== INFORMATION GIVEN

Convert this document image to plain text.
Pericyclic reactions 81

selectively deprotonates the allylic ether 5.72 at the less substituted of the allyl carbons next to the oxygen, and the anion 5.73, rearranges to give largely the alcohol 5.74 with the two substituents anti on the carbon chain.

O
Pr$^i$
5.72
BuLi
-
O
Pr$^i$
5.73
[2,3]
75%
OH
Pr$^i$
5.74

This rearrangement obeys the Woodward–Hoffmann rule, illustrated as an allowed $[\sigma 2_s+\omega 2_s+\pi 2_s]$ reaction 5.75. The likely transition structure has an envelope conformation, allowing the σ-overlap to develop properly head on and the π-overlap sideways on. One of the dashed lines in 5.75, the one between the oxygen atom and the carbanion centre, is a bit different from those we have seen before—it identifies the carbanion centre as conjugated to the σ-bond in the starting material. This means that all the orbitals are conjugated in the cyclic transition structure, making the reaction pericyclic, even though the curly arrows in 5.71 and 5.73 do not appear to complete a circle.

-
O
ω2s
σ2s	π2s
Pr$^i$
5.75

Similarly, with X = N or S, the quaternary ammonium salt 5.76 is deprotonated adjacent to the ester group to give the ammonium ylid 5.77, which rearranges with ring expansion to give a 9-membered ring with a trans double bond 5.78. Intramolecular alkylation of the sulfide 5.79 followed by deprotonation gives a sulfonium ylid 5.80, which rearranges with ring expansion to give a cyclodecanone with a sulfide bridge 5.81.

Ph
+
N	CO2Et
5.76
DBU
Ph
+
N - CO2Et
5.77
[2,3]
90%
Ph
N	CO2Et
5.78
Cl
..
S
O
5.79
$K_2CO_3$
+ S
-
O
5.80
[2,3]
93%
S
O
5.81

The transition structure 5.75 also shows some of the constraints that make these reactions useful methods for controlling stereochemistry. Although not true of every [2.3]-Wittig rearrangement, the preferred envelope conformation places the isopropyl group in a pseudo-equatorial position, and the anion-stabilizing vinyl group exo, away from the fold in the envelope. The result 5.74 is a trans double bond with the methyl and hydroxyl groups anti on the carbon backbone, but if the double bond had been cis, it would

====

Repeat all of the records above exactly as written.

Convert this document image to plain text.
Pericyclic reactions 81

selectively deprotonates the allylic ether 5.72 at the less substituted of the allyl carbons next to the oxygen, and the anion 5.73, rearranges to give largely the alcohol 5.74 with the two substituents anti on the carbon chain.

O
Pr$^i$
5.72
BuLi
-
O
Pr$^i$
5.73
[2,3]
75%
OH
Pr$^i$
5.74

This rearrangement obeys the Woodward–Hoffmann rule, illustrated as an allowed $[\sigma 2_s+\omega 2_s+\pi 2_s]$ reaction 5.75. The likely transition structure has an envelope conformation, allowing the σ-overlap to develop properly head on and the π-overlap sideways on. One of the dashed lines in 5.75, the one between the oxygen atom and the carbanion centre, is a bit different from those we have seen before—it identifies the carbanion centre as conjugated to the σ-bond in the starting material. This means that all the orbitals are conjugated in the cyclic transition structure, making the reaction pericyclic, even though the curly arrows in 5.71 and 5.73 do not appear to complete a circle.

-
O
ω2s
σ2s	π2s
Pr$^i$
5.75

Similarly, with X = N or S, the quaternary ammonium salt 5.76 is deprotonated adjacent to the ester group to give the ammonium ylid 5.77, which rearranges with ring expansion to give a 9-membered ring with a trans double bond 5.78. Intramolecular alkylation of the sulfide 5.79 followed by deprotonation gives a sulfonium ylid 5.80, which rearranges with ring expansion to give a cyclodecanone with a sulfide bridge 5.81.

Ph
+
N	CO2Et
5.76
DBU
Ph
+
N - CO2Et
5.77
[2,3]
90%
Ph
N	CO2Et
5.78
Cl
..
S
O
5.79
$K_2CO_3$
+ S
-
O
5.80
[2,3]
93%
S
O
5.81

The transition structure 5.75 also shows some of the constraints that make these reactions useful methods for controlling stereochemistry. Although not true of every [2.3]-Wittig rearrangement, the preferred envelope conformation places the isopropyl group in a pseudo-equatorial position, and the anion-stabilizing vinyl group exo, away from the fold in the envelope. The result 5.74 is a trans double bond with the methyl and hydroxyl groups anti on the carbon backbone, but if the double bond had been cis, it would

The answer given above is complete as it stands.